(Dataset entries on figures)
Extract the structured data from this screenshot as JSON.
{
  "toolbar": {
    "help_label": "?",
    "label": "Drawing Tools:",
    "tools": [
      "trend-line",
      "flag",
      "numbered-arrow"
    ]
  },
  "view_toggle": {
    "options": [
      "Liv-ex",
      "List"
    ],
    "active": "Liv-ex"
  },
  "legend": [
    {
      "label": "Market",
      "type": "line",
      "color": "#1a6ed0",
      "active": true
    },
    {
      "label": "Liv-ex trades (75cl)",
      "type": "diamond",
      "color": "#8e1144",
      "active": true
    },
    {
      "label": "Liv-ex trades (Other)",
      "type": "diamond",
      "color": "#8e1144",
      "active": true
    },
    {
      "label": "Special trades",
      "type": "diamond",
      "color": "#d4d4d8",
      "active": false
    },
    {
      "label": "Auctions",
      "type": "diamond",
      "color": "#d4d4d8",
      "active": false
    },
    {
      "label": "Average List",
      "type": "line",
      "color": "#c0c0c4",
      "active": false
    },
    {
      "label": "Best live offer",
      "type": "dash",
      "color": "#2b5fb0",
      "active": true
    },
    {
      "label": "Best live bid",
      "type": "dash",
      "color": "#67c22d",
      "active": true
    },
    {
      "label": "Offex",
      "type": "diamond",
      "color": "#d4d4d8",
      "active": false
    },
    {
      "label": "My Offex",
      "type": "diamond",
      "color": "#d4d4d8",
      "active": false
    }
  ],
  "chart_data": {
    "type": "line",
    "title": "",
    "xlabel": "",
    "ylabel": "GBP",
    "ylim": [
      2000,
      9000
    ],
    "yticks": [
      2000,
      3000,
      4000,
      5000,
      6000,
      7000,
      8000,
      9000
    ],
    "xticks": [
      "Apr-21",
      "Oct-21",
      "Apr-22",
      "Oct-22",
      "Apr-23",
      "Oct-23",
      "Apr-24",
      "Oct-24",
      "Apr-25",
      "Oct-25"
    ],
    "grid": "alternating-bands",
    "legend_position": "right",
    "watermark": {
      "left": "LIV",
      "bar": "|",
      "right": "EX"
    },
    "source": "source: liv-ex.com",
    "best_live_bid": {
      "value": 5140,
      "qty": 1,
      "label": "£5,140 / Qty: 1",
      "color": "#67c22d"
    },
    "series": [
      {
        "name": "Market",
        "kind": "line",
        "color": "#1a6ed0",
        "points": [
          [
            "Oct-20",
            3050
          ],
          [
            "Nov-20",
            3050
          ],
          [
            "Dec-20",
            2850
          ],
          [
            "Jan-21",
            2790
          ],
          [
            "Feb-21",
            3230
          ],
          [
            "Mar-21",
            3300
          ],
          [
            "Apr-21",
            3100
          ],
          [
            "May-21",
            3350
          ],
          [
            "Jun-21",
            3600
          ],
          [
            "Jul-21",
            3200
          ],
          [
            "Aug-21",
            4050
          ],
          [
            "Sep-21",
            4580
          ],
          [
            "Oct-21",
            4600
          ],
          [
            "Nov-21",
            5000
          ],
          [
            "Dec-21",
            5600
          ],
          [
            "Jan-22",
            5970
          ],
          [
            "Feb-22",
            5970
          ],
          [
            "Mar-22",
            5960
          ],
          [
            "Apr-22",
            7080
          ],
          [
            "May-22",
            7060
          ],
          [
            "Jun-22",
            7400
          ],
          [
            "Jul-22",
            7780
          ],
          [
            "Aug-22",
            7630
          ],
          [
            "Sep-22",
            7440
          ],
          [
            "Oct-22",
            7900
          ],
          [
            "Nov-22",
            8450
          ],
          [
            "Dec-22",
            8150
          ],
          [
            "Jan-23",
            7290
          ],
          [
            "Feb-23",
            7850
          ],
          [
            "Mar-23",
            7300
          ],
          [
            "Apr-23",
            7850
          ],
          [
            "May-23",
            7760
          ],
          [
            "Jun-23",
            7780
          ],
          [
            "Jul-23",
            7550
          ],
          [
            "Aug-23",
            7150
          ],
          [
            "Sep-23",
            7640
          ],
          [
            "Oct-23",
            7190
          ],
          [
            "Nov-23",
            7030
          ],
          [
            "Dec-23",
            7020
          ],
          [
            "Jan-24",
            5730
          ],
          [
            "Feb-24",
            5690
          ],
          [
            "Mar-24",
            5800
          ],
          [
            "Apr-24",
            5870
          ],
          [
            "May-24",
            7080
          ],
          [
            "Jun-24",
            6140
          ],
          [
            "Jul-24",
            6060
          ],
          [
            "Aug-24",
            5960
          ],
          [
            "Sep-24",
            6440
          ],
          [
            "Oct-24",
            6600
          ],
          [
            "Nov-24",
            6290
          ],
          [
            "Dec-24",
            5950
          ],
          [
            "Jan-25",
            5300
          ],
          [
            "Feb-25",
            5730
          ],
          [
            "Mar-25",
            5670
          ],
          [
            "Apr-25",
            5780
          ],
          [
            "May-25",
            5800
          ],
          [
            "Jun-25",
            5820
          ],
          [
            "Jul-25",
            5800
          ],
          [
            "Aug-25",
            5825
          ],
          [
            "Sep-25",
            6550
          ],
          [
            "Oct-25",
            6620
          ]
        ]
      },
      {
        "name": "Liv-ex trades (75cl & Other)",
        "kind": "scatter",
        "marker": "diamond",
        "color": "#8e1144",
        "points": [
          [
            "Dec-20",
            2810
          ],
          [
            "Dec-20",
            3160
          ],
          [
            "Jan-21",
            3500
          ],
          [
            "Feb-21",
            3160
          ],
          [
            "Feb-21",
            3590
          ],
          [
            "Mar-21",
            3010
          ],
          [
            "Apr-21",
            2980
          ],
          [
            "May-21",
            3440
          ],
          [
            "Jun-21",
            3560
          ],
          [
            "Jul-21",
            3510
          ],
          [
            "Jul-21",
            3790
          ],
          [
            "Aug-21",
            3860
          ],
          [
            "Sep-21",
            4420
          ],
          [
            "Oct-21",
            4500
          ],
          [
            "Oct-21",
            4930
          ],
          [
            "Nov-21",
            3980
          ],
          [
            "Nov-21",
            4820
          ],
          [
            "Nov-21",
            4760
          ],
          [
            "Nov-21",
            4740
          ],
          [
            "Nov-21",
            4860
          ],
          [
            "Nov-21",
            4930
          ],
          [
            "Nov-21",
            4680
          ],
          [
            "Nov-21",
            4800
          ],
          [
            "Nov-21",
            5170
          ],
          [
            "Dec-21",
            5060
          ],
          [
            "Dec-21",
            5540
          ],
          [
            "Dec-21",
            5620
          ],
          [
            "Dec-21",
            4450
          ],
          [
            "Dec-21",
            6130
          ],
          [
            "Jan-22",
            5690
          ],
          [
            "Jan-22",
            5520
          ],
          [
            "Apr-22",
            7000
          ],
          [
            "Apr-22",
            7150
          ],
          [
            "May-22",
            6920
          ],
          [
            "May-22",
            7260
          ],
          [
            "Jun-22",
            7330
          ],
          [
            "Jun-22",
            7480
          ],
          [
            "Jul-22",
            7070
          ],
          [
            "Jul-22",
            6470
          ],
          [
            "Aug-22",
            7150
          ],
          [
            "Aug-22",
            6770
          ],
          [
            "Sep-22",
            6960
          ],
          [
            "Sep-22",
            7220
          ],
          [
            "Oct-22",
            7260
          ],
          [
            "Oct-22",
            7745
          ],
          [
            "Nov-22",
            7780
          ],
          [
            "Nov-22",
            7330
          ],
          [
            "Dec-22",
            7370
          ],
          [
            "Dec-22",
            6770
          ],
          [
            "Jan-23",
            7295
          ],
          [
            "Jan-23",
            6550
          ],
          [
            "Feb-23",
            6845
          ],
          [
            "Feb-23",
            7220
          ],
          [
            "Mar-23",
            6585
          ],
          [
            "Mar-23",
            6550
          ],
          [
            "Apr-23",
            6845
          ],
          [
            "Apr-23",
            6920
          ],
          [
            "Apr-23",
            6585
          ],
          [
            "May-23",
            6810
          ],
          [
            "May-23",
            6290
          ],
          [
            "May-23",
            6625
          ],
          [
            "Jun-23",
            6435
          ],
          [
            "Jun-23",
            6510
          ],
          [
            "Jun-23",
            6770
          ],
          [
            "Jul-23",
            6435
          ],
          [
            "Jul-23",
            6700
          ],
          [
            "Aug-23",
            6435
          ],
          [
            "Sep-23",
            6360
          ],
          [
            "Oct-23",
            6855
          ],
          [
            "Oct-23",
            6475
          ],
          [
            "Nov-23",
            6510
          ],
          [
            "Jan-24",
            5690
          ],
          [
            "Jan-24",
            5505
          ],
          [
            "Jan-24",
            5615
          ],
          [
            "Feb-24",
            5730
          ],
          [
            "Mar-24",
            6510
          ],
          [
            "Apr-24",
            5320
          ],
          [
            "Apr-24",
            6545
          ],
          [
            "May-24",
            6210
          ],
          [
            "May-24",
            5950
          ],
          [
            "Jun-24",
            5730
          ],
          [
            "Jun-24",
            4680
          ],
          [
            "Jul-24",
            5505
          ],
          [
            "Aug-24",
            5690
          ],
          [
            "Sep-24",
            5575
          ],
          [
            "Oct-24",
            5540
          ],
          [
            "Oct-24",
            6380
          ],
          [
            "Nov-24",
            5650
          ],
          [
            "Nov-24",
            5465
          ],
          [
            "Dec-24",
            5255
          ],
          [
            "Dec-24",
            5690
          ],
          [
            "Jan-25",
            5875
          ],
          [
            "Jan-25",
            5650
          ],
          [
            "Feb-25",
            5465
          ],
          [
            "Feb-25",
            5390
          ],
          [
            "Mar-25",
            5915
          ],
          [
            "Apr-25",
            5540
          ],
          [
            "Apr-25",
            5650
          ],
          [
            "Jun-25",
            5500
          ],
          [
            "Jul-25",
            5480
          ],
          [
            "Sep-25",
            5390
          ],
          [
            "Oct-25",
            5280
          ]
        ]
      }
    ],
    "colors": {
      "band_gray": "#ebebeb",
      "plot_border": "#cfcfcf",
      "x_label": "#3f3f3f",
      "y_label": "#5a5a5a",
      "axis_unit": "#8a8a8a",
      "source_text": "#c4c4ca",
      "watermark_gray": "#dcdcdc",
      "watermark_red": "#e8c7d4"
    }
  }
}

- Task prompt: Copy all lines above containing the string "name".

- Answer to this task:
        "name": "Market",
        "name": "Liv-ex trades (75cl & Other)",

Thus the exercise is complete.